↓↓↓

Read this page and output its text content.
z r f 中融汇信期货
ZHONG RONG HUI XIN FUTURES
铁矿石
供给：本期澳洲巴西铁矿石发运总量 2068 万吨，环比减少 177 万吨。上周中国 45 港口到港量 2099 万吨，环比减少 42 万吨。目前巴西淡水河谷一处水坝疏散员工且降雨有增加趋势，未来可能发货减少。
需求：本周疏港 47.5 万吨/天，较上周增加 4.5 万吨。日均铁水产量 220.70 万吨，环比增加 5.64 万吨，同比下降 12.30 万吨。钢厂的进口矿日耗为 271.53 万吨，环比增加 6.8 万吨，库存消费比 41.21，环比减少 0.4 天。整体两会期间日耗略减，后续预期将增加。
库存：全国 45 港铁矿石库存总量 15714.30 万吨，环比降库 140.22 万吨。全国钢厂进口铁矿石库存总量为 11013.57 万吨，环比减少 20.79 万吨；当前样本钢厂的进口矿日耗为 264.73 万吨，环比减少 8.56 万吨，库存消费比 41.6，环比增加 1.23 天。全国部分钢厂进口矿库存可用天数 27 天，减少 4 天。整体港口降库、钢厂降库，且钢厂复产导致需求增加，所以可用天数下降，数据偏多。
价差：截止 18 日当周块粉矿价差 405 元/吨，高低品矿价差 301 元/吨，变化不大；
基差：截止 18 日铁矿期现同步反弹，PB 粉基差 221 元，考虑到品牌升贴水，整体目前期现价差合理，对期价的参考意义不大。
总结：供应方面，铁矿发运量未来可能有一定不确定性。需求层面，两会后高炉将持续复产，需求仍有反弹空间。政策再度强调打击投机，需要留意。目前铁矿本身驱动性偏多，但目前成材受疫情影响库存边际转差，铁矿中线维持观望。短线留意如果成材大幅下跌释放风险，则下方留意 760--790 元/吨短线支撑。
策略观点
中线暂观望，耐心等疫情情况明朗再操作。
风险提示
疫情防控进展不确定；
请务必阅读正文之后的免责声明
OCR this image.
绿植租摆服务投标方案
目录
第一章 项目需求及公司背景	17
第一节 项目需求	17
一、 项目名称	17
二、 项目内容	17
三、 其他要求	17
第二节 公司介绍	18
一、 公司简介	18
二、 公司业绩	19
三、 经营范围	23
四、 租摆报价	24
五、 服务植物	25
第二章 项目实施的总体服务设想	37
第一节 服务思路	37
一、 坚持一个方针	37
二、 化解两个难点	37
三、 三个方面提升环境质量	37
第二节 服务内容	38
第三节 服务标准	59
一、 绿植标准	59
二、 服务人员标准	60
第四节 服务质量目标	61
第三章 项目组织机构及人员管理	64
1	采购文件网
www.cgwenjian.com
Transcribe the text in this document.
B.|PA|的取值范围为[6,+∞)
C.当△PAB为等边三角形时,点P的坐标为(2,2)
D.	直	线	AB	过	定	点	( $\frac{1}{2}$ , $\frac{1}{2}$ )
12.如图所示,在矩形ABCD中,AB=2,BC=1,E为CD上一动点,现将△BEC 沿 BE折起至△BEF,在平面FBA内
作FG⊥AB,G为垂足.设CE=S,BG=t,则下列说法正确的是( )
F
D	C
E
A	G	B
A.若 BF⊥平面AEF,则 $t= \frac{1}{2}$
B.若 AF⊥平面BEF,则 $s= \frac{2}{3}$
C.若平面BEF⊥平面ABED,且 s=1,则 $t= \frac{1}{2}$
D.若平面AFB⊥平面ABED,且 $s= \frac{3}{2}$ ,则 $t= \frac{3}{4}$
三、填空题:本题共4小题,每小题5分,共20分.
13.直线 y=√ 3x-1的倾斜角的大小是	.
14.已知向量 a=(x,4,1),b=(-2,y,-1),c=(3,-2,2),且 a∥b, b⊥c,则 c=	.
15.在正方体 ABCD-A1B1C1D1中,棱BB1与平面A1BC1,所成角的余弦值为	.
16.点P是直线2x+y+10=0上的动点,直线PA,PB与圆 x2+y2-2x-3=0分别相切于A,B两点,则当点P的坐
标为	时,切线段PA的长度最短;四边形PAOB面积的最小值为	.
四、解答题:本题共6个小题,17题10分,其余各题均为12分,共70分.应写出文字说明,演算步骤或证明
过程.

↑↑↑

DIRECTIVE: Transcribe word for word the lines from the one holding "Transcribe the text in this document." to the last line of the listing above, inclusive.

COMPLETED EXERCISE:
Transcribe the text in this document.
B.|PA|的取值范围为[6,+∞)
C.当△PAB为等边三角形时,点P的坐标为(2,2)
D.	直	线	AB	过	定	点	( $\frac{1}{2}$ , $\frac{1}{2}$ )
12.如图所示,在矩形ABCD中,AB=2,BC=1,E为CD上一动点,现将△BEC 沿 BE折起至△BEF,在平面FBA内
作FG⊥AB,G为垂足.设CE=S,BG=t,则下列说法正确的是( )
F
D	C
E
A	G	B
A.若 BF⊥平面AEF,则 $t= \frac{1}{2}$
B.若 AF⊥平面BEF,则 $s= \frac{2}{3}$
C.若平面BEF⊥平面ABED,且 s=1,则 $t= \frac{1}{2}$
D.若平面AFB⊥平面ABED,且 $s= \frac{3}{2}$ ,则 $t= \frac{3}{4}$
三、填空题:本题共4小题,每小题5分,共20分.
13.直线 y=√ 3x-1的倾斜角的大小是	.
14.已知向量 a=(x,4,1),b=(-2,y,-1),c=(3,-2,2),且 a∥b, b⊥c,则 c=	.
15.在正方体 ABCD-A1B1C1D1中,棱BB1与平面A1BC1,所成角的余弦值为	.
16.点P是直线2x+y+10=0上的动点,直线PA,PB与圆 x2+y2-2x-3=0分别相切于A,B两点,则当点P的坐
标为	时,切线段PA的长度最短;四边形PAOB面积的最小值为	.
四、解答题:本题共6个小题,17题10分,其余各题均为12分,共70分.应写出文字说明,演算步骤或证明
过程.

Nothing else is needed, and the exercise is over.